▶ _Text section_
-------------------------

- Born: Cécile Sabouraud 16 October 1903 Paris, France
- Died: 7 April 2003 (aged 99) Paris, France
- Education: École Normale de Musique de Paris
- Occupation: Writer
- Spouse: Jean de Brunhoff (husband)
- Children: Laurent, Mathieu, and Thierry de Brunhoff
- Writing career
- Genre: Children's literature
- Notable work: Babar the Elephant

= Cécile de Brunhoff =

French storyteller

Cécile de Brunhoff (16 October 1903 - 7 April 2003) was a French storyteller and the creator of the original Babar story. She was also a classically trained pianist.

The Babar books began as a bedtime story de Brunhoff invented for her children, Mathieu and Laurent, when they were four and five years old, respectively. She was trying to comfort Mathieu, who was sick. The boys liked the story of the little elephant who left the jungle for a city resembling Paris so much that they took it to their father Jean de Brunhoff, a painter, and asked him to illustrate it. He turned it into a picture book, with text, and was published by a family-run publishing house, Le jardin des modes. Originally, it was planned that the book's title page would describe the story as told by Jean and Cécile de Brunhoff. However, she had her name removed; according to her son Mathieu, this was due to modesty, and her opinion that her contribution was minor.

-------------------------

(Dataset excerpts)
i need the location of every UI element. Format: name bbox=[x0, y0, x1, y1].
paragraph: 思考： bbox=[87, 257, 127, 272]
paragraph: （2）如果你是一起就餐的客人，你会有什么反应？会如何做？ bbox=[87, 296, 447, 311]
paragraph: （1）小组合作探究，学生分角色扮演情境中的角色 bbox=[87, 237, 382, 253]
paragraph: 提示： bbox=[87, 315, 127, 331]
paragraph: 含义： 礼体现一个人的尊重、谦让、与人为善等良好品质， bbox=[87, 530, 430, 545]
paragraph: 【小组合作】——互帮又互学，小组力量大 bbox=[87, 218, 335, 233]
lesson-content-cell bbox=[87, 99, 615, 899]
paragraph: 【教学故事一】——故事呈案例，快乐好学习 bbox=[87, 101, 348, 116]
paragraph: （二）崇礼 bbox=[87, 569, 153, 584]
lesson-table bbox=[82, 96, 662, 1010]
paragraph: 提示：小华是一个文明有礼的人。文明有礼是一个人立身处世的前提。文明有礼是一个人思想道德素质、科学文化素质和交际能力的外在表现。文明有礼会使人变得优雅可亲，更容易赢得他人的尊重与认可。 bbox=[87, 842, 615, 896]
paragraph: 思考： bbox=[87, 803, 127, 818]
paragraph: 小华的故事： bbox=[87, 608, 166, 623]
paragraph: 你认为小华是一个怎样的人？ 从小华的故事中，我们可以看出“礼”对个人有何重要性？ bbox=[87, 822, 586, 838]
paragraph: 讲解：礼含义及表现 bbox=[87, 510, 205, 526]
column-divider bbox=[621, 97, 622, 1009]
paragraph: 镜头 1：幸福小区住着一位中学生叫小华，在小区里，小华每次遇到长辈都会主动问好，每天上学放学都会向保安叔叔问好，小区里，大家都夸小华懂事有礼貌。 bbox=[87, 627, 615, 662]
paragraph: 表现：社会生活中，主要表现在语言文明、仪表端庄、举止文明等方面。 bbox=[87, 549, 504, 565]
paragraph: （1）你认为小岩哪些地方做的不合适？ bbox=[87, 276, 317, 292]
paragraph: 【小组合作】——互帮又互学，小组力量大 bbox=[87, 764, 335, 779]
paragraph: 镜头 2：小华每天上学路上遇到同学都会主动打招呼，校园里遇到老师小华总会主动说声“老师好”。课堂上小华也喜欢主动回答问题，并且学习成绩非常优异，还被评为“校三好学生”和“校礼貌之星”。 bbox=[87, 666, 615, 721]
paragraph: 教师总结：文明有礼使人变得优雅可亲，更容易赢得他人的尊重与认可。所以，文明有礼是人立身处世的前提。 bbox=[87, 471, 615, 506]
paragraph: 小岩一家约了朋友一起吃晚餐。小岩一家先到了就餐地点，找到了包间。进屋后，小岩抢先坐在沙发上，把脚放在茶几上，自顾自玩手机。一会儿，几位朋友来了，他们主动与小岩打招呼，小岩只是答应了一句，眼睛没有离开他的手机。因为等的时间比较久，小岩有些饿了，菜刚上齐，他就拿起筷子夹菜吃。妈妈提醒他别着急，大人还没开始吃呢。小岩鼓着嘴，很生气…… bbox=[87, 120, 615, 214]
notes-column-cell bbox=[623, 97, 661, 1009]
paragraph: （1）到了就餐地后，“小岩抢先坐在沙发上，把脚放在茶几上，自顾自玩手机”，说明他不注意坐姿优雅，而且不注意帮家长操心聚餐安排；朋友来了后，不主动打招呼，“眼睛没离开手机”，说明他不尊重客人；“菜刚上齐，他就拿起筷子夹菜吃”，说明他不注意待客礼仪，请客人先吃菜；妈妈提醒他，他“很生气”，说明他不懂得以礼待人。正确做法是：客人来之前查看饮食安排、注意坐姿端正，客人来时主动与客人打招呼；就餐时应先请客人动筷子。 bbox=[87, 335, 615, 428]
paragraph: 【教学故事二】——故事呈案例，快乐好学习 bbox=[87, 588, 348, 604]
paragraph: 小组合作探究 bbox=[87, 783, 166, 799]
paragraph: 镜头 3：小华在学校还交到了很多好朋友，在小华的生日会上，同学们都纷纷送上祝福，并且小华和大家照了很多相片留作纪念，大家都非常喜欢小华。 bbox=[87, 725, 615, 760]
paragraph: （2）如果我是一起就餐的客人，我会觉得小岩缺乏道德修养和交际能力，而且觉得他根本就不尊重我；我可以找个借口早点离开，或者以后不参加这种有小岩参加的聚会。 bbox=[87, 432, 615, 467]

-------------------------

▶ _What you are asked to do_
Continue the biographical article on Cécile de Brunhoff, picking up after its final sentence.

▶ _Reply_
Because of the role she played in the genesis of the Babar story, many sources continue to refer to her as the creator of the Babar story.

Her husband Jean went on to write and illustrate six more Babar children's books made the series popular worldwide. Her son Laurent de Brunhoff carried on the family tradition of writing and illustrating the Babar books.